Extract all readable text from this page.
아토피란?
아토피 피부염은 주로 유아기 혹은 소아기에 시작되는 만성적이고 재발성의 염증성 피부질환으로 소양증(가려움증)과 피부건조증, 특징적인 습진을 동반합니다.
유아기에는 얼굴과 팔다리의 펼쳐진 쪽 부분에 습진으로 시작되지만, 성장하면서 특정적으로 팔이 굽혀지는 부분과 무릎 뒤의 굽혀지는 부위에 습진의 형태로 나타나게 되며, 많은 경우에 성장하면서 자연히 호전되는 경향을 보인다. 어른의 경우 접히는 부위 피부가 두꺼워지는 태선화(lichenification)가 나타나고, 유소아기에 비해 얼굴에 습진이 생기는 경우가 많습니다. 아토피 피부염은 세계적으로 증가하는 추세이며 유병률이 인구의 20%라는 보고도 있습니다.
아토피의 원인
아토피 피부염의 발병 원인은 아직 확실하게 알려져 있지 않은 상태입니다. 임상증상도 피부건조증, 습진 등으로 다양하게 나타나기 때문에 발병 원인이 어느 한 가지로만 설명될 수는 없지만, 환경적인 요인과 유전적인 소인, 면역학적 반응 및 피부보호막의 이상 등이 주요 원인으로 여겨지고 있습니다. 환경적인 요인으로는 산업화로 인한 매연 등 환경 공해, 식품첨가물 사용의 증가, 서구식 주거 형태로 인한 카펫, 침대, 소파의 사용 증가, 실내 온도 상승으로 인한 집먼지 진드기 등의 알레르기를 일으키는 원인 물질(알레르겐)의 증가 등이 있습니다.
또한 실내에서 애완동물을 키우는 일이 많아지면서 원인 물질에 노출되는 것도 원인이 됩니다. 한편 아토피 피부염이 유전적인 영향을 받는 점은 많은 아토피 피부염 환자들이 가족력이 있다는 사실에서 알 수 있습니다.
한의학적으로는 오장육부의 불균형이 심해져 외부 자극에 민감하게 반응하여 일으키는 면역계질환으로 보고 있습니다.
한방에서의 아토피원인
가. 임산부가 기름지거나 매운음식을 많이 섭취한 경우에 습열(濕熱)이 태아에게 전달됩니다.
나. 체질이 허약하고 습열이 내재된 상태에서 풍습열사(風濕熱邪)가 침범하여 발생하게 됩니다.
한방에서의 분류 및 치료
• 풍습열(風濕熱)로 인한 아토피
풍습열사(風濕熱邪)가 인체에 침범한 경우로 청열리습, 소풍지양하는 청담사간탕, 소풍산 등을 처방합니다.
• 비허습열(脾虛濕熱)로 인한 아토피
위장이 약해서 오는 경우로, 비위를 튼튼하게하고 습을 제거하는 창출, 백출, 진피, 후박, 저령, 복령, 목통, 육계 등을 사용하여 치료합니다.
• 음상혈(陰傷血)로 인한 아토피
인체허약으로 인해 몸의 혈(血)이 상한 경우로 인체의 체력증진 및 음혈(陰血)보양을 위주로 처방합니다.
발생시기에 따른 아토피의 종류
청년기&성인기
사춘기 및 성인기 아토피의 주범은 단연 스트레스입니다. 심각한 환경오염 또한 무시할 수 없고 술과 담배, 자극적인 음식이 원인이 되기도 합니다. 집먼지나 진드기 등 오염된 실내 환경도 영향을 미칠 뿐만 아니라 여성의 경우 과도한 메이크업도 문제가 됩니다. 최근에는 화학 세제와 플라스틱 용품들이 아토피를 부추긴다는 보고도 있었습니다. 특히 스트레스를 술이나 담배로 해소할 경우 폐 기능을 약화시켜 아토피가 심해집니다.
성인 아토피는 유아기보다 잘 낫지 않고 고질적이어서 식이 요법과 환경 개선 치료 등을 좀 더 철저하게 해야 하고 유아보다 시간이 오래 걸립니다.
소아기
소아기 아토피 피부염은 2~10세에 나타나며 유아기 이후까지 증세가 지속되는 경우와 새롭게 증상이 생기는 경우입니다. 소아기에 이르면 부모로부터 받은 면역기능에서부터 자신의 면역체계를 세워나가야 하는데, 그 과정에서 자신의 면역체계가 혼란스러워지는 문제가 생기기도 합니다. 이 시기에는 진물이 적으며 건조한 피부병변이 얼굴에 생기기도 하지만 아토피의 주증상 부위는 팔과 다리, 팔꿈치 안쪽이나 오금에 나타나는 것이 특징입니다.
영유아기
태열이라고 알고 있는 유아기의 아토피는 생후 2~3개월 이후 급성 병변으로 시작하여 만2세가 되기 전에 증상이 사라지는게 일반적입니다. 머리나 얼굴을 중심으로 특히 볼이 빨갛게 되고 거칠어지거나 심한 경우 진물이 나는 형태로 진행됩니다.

────────────────

[EXERCISE]: Report back each line of the entries that holds the string "피부건조증".

[FULL ANSWER]:
아토피 피부염은 주로 유아기 혹은 소아기에 시작되는 만성적이고 재발성의 염증성 피부질환으로 소양증(가려움증)과 피부건조증, 특징적인 습진을 동반합니다.
아토피 피부염의 발병 원인은 아직 확실하게 알려져 있지 않은 상태입니다. 임상증상도 피부건조증, 습진 등으로 다양하게 나타나기 때문에 발병 원인이 어느 한 가지로만 설명될 수는 없지만, 환경적인 요인과 유전적인 소인, 면역학적 반응 및 피부보호막의 이상 등이 주요 원인으로 여겨지고 있습니다. 환경적인 요인으로는 산업화로 인한 매연 등 환경 공해, 식품첨가물 사용의 증가, 서구식 주거 형태로 인한 카펫, 침대, 소파의 사용 증가, 실내 온도 상승으로 인한 집먼지 진드기 등의 알레르기를 일으키는 원인 물질(알레르겐)의 증가 등이 있습니다.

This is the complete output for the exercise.